Data entries:
^^^^

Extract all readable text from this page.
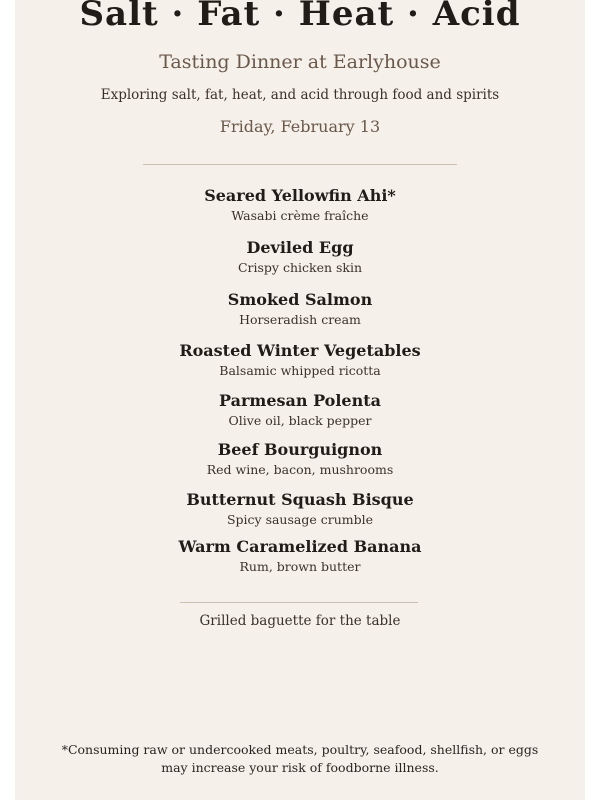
Salt · Fat · Heat · Acid
Tasting Dinner at Earlyhouse
Exploring salt, fat, heat, and acid through food and spirits
Friday, February 13
Seared Yellowfin Ahi*
Wasabi crème fraîche
Deviled Egg
Crispy chicken skin
Smoked Salmon
Horseradish cream
Roasted Winter Vegetables
Balsamic whipped ricotta
Parmesan Polenta
Olive oil, black pepper
Beef Bourguignon
Red wine, bacon, mushrooms
Butternut Squash Bisque
Spicy sausage crumble
Warm Caramelized Banana
Rum, brown butter
Grilled baguette for the table
*Consuming raw or undercooked meats, poultry, seafood, shellfish, or eggs
may increase your risk of foodborne illness.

^^^^

Reproduce the data word for word, excluding its pictures.

Extract all readable text from this page.
Salt · Fat · Heat · Acid
Tasting Dinner at Earlyhouse
Exploring salt, fat, heat, and acid through food and spirits
Friday, February 13
Seared Yellowfin Ahi*
Wasabi crème fraîche
Deviled Egg
Crispy chicken skin
Smoked Salmon
Horseradish cream
Roasted Winter Vegetables
Balsamic whipped ricotta
Parmesan Polenta
Olive oil, black pepper
Beef Bourguignon
Red wine, bacon, mushrooms
Butternut Squash Bisque
Spicy sausage crumble
Warm Caramelized Banana
Rum, brown butter
Grilled baguette for the table
*Consuming raw or undercooked meats, poultry, seafood, shellfish, or eggs
may increase your risk of foodborne illness.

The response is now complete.